[Raw records]

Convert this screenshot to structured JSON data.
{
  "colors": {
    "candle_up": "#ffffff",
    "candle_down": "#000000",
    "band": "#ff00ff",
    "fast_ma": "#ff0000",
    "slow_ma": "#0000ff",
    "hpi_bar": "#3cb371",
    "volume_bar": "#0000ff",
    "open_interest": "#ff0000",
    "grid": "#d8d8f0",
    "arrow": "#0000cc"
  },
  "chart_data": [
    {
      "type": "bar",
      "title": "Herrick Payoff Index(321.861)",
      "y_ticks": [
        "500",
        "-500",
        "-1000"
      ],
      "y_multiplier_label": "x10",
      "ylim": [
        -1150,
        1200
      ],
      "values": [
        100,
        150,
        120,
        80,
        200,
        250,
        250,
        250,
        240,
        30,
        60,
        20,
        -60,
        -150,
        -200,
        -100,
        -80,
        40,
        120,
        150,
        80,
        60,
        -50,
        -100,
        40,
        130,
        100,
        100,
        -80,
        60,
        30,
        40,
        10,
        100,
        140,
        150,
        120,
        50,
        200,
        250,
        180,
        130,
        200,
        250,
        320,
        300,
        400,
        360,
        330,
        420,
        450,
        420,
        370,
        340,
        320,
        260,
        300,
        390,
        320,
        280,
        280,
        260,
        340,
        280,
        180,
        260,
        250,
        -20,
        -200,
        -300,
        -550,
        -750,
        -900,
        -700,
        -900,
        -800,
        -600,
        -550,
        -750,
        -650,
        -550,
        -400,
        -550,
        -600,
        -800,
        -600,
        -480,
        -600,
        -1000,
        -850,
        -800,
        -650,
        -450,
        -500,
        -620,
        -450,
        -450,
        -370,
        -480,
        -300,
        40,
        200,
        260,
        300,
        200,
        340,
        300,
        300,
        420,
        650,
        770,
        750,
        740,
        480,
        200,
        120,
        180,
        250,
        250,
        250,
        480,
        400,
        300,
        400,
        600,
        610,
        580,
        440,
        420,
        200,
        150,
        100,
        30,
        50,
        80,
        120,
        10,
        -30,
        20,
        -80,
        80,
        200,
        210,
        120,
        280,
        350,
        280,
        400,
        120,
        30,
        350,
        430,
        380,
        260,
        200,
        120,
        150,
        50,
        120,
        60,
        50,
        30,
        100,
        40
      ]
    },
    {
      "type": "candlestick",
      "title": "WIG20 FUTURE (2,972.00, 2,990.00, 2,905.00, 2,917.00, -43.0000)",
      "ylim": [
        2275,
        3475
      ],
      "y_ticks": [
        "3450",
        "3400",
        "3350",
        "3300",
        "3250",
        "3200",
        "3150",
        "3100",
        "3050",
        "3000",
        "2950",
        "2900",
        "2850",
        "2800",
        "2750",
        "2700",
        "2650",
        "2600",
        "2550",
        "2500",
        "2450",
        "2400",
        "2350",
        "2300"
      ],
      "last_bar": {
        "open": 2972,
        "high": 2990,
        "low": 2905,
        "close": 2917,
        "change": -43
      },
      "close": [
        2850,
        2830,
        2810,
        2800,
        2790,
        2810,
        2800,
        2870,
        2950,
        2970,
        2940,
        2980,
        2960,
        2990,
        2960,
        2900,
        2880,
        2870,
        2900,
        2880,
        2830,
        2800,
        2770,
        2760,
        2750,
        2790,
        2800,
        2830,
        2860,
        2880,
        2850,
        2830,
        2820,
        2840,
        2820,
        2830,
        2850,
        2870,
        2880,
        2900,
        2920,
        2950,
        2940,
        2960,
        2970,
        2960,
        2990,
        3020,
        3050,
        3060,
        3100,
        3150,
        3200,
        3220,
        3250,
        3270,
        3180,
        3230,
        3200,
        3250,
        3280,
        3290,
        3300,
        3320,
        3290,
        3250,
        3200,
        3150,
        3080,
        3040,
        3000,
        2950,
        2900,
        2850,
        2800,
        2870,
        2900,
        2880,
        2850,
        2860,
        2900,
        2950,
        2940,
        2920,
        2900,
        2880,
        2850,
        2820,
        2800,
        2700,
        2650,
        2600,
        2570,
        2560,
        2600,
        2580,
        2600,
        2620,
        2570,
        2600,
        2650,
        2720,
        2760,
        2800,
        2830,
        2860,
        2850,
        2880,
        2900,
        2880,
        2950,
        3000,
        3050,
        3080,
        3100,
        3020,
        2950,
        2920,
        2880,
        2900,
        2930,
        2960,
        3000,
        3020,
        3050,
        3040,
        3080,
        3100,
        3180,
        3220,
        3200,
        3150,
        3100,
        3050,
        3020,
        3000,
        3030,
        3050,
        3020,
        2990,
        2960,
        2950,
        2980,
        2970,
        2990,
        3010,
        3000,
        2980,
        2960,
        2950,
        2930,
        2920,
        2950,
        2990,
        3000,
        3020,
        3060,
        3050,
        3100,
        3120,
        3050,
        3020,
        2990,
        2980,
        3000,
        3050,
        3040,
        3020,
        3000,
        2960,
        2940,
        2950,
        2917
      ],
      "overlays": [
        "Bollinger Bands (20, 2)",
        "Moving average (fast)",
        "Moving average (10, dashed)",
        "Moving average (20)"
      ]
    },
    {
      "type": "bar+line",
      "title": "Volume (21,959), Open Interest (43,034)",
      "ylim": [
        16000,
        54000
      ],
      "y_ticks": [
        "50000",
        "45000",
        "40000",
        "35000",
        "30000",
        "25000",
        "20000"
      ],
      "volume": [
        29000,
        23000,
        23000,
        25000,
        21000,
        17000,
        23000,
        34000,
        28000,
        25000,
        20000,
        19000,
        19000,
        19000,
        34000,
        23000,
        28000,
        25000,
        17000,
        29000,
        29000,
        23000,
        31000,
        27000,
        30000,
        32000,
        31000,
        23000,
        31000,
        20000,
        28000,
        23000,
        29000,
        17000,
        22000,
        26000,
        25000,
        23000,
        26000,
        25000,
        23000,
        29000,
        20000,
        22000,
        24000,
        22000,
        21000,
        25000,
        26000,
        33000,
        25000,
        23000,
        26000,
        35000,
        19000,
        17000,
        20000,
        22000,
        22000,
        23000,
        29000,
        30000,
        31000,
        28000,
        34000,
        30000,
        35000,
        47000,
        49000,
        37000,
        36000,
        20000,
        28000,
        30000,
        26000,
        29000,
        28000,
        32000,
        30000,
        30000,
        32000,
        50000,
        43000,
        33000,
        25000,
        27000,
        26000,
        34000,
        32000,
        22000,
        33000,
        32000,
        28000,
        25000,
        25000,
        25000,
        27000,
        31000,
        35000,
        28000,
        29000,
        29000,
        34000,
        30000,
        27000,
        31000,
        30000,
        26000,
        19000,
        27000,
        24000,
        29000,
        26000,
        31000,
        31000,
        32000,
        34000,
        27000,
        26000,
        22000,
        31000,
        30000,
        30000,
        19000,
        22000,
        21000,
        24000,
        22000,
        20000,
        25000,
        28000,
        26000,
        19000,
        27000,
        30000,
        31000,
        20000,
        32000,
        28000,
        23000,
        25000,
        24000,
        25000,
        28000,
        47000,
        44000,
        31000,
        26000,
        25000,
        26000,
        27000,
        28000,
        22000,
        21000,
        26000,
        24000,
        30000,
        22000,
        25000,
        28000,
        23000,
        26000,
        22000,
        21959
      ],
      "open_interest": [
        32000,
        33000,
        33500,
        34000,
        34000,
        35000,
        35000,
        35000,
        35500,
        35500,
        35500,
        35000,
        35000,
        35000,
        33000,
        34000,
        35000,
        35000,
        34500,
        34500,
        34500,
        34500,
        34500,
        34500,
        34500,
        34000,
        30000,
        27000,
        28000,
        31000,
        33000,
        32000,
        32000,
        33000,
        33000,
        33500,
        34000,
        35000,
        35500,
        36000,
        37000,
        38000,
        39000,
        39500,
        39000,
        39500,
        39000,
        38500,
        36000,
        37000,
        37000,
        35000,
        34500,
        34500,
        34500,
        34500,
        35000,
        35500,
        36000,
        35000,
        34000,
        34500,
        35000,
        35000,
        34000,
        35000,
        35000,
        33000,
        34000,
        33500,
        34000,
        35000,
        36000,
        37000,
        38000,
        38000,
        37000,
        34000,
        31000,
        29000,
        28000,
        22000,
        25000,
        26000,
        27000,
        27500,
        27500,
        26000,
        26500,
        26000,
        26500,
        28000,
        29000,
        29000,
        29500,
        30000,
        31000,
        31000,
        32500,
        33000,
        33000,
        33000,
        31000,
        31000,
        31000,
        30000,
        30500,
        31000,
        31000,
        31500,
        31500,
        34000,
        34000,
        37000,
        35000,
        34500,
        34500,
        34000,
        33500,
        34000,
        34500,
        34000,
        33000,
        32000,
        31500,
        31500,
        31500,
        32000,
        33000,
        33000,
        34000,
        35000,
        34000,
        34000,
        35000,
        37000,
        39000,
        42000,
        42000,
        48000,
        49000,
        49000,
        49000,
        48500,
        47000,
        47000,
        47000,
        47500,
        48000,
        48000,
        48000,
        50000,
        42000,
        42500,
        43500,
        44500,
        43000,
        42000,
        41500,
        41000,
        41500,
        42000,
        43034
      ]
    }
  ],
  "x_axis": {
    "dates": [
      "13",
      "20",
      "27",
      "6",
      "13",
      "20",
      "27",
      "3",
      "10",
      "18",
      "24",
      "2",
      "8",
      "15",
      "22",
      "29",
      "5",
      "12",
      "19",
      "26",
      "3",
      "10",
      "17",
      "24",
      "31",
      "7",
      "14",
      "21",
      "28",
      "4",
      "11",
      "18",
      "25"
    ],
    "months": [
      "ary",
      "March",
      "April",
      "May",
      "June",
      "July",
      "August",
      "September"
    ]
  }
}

▸ **TASK TO COMPLETE**
Collect from the data above every line that includes "title".

▸ **SOLUTION BELOW**
      "title": "Herrick Payoff Index(321.861)",
      "title": "WIG20 FUTURE (2,972.00, 2,990.00, 2,905.00, 2,917.00, -43.0000)",
      "title": "Volume (21,959), Open Interest (43,034)",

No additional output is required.